Element region listings —
*-*-*

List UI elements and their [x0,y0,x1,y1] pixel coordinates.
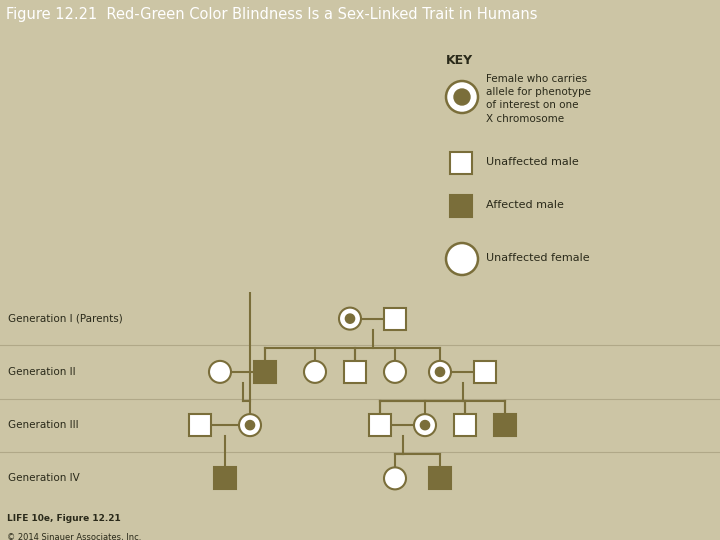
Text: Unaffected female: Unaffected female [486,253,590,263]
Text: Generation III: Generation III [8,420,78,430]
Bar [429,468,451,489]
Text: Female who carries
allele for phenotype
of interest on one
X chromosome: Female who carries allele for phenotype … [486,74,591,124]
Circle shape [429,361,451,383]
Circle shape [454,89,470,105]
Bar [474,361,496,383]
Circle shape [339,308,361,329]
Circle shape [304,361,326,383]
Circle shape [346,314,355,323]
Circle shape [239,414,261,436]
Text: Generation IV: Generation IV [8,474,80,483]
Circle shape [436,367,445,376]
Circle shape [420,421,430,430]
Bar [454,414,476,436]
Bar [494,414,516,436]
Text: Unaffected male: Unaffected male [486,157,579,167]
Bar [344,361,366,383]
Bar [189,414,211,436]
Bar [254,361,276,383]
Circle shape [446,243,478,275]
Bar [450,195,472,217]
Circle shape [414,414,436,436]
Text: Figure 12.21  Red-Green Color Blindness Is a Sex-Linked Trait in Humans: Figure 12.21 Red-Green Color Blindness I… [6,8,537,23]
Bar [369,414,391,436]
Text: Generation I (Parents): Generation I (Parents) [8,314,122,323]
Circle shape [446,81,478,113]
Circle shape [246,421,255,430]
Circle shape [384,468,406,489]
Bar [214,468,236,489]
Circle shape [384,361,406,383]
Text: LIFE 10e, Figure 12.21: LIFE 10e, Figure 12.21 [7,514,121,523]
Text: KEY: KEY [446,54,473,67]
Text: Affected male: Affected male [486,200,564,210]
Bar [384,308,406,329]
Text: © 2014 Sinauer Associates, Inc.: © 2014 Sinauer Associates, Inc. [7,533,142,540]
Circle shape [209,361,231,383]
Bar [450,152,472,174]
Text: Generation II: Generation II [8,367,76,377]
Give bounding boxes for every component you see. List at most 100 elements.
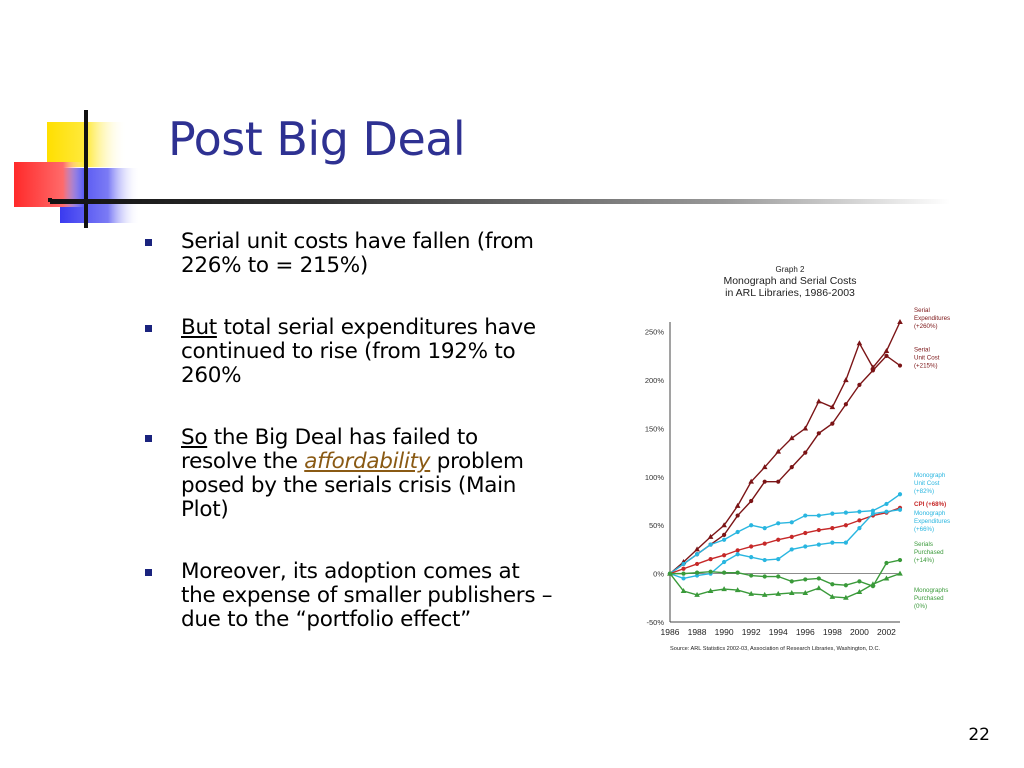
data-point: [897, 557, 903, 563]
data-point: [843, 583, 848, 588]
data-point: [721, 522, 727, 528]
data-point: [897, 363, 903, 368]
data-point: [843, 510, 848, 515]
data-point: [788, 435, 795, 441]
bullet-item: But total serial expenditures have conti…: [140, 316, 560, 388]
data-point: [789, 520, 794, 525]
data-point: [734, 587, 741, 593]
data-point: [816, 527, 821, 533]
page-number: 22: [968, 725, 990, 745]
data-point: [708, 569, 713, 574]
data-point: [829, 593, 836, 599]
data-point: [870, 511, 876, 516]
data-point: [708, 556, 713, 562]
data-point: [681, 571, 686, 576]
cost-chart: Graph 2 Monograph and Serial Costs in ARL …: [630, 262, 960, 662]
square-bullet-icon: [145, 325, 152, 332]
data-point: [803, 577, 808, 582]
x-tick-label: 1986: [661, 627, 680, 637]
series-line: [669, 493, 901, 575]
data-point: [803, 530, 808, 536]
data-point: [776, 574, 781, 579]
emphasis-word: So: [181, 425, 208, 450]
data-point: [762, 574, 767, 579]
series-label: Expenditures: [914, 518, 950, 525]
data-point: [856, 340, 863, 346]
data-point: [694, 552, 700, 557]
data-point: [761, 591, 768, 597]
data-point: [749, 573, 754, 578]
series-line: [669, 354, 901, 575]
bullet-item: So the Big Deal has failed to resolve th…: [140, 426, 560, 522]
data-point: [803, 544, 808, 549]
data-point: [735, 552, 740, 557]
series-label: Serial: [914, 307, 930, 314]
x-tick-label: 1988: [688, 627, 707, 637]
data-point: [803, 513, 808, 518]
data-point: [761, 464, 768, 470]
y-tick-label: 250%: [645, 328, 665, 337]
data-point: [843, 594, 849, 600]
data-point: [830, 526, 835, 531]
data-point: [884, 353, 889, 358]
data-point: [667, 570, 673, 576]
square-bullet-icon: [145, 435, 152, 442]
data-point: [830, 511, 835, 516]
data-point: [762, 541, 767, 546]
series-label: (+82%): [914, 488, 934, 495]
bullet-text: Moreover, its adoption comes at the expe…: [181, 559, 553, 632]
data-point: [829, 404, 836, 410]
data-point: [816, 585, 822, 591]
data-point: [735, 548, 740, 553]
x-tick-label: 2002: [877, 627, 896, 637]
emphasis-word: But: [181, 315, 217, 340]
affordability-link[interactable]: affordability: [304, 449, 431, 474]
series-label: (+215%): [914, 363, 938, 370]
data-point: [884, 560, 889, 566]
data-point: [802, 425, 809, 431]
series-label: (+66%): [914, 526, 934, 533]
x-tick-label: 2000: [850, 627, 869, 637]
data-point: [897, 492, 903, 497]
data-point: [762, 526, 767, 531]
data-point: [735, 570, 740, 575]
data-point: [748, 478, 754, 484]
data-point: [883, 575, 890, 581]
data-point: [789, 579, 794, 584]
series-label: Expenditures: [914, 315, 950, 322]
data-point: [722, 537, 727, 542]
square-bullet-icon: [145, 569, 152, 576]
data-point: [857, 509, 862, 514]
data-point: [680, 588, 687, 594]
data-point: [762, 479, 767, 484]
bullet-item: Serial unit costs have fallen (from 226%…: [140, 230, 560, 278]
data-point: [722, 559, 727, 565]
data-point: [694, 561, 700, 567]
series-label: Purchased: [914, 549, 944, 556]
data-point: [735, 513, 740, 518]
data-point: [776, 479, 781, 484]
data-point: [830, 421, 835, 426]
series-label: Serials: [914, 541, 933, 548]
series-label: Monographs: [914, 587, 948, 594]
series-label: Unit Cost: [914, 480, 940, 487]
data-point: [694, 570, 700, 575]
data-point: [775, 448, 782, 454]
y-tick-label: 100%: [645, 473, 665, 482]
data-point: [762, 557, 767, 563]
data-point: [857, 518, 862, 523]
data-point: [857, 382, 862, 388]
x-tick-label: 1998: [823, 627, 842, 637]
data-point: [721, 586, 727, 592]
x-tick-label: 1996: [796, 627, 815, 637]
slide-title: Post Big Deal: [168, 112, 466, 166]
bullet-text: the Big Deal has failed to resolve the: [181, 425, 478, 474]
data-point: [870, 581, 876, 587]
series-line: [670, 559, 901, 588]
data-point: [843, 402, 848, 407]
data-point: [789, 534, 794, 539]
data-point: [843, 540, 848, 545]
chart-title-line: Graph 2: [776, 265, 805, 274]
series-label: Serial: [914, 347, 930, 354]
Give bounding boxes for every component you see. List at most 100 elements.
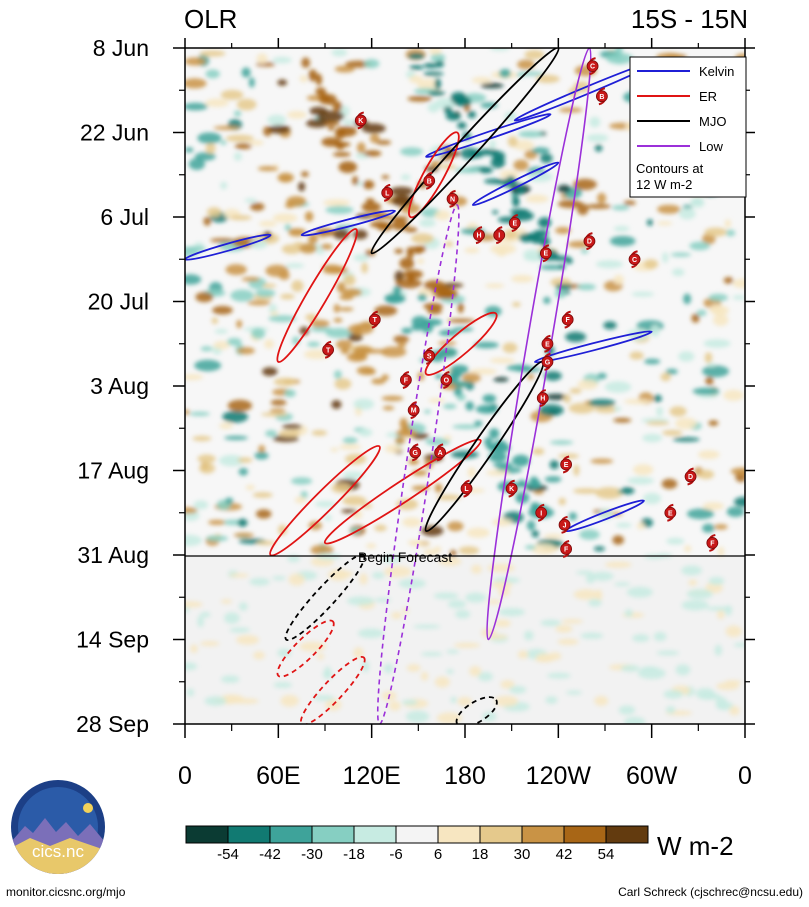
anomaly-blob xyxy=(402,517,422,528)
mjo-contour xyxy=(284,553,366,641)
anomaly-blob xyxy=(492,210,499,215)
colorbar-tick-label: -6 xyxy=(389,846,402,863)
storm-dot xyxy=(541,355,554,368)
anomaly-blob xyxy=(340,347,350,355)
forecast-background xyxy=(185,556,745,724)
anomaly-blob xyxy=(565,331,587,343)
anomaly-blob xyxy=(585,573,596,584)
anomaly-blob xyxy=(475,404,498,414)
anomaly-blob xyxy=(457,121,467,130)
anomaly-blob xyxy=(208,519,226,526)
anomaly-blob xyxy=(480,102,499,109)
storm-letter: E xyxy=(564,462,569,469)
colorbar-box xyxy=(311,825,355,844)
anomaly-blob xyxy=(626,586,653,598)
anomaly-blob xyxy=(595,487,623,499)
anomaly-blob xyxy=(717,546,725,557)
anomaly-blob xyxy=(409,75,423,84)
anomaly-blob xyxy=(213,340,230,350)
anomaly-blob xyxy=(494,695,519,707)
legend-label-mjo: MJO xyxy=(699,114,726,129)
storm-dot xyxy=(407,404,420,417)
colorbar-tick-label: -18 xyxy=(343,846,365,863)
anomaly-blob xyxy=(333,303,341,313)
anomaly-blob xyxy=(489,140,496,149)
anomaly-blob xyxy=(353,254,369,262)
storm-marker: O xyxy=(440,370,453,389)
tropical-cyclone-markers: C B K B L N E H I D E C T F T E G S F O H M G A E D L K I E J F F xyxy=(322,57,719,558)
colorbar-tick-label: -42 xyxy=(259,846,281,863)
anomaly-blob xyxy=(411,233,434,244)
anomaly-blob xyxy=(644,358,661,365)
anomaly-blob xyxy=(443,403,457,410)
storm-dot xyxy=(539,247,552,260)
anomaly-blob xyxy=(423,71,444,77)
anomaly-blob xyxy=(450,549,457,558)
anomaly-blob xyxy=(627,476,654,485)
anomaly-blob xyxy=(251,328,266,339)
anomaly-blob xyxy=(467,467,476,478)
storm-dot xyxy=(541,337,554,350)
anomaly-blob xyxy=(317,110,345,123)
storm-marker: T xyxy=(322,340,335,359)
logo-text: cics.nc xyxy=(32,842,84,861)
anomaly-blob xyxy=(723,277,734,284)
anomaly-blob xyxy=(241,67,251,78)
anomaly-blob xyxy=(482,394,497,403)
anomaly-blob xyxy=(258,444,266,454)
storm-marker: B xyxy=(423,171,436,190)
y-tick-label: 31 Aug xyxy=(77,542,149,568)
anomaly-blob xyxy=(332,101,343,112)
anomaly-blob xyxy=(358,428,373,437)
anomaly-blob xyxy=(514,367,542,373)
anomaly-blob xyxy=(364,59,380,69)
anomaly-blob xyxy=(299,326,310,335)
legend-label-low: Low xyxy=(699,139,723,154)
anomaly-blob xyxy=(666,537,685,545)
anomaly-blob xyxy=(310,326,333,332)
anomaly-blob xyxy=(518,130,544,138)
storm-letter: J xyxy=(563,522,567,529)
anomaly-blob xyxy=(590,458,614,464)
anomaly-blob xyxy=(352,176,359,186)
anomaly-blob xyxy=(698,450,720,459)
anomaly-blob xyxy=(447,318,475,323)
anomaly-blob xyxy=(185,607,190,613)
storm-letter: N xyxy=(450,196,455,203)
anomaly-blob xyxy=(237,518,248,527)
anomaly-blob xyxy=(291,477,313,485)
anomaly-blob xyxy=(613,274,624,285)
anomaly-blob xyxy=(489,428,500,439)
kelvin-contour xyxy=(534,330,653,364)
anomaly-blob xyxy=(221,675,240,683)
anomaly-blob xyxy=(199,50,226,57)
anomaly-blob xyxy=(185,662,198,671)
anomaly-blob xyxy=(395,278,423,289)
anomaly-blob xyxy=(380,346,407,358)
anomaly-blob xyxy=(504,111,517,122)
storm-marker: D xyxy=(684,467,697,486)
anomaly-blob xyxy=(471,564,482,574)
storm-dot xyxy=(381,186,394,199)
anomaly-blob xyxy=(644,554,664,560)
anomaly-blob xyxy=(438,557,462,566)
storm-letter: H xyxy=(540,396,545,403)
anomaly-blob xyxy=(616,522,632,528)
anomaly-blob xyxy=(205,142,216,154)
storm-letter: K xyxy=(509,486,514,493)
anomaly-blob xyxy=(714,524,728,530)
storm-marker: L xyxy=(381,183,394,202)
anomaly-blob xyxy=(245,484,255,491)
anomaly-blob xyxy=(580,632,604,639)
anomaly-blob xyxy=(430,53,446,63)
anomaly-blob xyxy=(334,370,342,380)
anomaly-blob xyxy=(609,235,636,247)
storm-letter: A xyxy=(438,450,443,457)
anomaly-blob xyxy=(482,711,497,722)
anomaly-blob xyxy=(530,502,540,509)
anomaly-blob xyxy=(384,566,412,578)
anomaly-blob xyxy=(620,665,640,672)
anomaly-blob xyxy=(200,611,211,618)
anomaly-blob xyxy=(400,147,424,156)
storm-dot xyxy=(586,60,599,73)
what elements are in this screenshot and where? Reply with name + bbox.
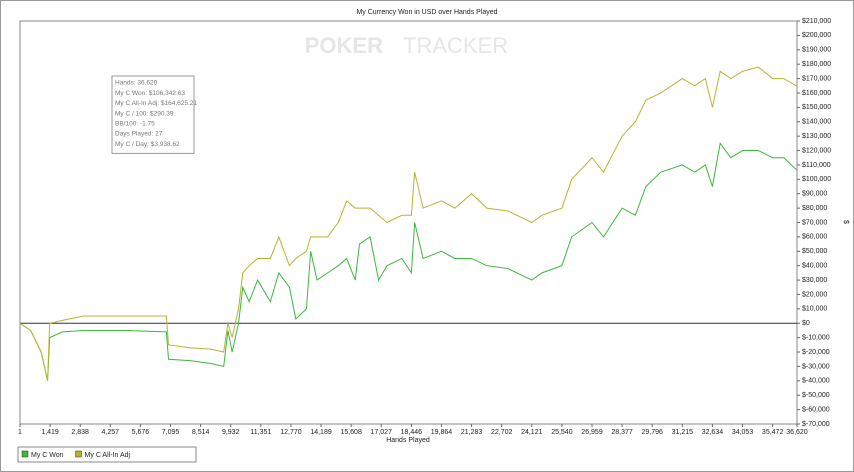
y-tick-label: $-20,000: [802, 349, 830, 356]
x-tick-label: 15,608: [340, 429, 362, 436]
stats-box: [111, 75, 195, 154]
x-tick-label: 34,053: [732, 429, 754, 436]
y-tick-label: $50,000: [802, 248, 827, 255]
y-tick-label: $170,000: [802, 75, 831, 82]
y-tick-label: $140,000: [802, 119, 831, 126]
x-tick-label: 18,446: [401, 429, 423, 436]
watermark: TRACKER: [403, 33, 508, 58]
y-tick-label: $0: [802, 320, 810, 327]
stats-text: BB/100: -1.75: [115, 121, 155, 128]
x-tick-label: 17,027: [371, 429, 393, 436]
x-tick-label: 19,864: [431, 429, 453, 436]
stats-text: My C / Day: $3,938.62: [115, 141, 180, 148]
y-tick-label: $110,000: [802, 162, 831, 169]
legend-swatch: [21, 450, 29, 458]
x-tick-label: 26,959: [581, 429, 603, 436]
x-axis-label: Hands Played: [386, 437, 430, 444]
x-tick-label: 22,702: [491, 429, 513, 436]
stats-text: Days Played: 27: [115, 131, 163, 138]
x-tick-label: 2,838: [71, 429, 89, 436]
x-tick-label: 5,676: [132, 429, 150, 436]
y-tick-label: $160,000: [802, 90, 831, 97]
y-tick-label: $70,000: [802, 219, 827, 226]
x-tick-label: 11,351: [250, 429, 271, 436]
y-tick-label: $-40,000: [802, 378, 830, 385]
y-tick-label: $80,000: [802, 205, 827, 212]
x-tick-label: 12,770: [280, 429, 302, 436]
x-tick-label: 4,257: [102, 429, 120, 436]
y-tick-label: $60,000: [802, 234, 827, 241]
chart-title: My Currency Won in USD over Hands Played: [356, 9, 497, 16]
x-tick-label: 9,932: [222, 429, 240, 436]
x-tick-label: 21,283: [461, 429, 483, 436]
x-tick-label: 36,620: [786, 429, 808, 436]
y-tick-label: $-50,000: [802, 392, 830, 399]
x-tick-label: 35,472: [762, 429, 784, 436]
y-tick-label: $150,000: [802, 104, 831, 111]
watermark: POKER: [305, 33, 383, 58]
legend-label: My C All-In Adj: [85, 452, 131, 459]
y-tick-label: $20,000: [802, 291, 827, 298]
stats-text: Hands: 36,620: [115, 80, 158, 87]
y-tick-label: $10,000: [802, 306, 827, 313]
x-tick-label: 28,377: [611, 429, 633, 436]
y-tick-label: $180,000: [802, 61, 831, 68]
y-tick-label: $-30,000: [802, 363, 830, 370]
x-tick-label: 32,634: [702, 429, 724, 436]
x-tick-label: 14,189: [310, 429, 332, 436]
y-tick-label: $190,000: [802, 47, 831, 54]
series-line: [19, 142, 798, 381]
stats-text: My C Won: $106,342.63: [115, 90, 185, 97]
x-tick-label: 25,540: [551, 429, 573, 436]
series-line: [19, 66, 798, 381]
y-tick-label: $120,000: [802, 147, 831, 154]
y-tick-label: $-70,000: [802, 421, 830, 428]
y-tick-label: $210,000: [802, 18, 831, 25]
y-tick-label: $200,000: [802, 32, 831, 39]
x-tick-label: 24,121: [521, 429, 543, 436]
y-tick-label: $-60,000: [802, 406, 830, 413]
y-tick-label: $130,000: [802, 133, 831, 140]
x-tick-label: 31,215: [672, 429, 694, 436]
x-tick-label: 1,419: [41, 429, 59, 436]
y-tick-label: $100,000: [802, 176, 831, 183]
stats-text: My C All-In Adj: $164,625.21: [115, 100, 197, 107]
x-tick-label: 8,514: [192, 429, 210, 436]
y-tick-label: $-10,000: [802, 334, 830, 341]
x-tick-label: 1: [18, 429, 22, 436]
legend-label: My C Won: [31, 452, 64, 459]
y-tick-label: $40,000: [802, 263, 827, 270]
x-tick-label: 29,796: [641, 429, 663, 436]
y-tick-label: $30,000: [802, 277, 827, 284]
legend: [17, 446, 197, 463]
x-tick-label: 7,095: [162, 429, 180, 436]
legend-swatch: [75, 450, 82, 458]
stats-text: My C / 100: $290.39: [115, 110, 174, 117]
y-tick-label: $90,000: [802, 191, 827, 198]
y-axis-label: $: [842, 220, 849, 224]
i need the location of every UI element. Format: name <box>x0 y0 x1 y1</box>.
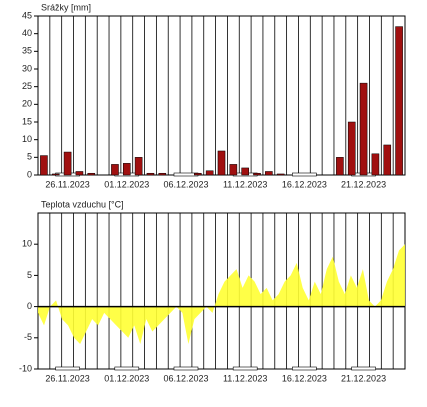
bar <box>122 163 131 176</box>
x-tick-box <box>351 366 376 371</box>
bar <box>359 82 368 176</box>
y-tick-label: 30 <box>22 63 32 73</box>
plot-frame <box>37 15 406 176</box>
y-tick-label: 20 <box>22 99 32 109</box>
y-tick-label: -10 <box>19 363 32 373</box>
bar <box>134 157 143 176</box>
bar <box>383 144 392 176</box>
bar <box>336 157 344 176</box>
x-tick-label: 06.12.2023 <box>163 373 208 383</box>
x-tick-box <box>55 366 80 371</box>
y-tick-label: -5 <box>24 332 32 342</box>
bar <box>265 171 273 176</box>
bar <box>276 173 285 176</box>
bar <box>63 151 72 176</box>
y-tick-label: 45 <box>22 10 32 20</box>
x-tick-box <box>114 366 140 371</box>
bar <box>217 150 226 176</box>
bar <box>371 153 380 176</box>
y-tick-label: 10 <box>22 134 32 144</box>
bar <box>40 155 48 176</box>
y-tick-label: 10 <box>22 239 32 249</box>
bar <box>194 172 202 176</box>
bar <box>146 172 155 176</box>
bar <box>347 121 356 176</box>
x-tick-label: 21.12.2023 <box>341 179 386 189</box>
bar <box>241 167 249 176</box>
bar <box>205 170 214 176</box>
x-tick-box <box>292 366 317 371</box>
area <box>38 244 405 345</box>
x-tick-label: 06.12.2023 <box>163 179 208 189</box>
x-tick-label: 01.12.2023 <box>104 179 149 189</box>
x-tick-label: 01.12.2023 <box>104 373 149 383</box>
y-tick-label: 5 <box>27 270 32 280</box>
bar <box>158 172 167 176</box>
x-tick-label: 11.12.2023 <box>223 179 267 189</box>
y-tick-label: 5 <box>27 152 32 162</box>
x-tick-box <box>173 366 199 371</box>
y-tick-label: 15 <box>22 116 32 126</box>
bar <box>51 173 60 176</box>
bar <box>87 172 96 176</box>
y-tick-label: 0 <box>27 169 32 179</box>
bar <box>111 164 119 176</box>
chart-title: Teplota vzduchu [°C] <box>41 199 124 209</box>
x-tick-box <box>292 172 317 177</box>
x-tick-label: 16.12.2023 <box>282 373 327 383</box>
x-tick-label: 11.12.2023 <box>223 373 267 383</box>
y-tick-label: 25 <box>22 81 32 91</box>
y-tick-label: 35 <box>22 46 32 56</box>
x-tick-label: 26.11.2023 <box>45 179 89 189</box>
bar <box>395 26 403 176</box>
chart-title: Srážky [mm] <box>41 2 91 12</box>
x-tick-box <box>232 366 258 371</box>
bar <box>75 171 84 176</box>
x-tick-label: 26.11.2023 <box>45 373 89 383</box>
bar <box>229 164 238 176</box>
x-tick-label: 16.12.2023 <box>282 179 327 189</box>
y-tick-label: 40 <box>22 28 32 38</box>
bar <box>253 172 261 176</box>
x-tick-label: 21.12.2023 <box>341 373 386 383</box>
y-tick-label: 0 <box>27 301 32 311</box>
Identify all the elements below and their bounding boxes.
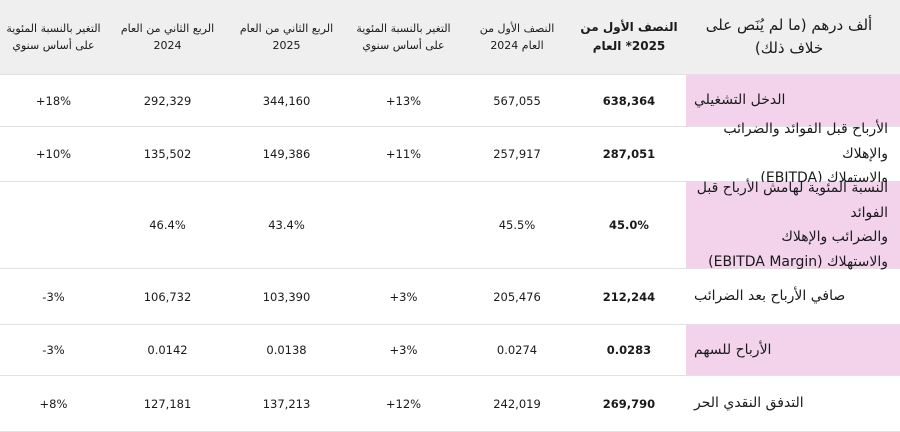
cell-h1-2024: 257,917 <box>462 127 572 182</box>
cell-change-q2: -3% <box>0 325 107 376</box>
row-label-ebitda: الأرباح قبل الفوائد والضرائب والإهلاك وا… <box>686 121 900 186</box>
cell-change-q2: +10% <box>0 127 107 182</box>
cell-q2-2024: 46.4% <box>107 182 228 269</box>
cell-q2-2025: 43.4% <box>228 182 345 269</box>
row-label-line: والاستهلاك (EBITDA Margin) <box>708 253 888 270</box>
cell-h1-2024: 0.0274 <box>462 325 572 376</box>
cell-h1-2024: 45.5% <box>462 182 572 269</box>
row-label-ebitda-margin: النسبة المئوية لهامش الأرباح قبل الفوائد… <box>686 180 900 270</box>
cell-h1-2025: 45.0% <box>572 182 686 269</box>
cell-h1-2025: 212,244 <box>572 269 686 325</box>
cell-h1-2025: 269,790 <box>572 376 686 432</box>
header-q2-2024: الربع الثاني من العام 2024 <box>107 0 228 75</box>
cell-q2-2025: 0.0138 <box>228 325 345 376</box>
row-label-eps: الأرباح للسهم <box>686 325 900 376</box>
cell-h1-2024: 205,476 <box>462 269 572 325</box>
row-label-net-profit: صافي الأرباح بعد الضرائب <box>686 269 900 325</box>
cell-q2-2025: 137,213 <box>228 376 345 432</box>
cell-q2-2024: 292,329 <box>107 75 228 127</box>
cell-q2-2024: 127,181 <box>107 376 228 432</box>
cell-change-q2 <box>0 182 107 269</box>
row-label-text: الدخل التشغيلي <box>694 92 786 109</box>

*-*-*

WORK INSTRUCTIONS — Please copy the items word for word, from the line containing "y-tick-label: $-20,000: [802, 349, 830, 356]" through the line containing "watermark: TRACKER: [403, 33, 508, 58]", both included.

OUTPUT FOR THIS EXERCISE —
y-tick-label: $-20,000: [802, 349, 830, 356]
x-tick-label: 15,608: [340, 429, 362, 436]
stats-box: [111, 75, 195, 154]
x-tick-label: 34,053: [732, 429, 754, 436]
y-tick-label: $50,000: [802, 248, 827, 255]
y-tick-label: $170,000: [802, 75, 831, 82]
y-tick-label: $140,000: [802, 119, 831, 126]
x-tick-label: 18,446: [401, 429, 423, 436]
watermark: TRACKER: [403, 33, 508, 58]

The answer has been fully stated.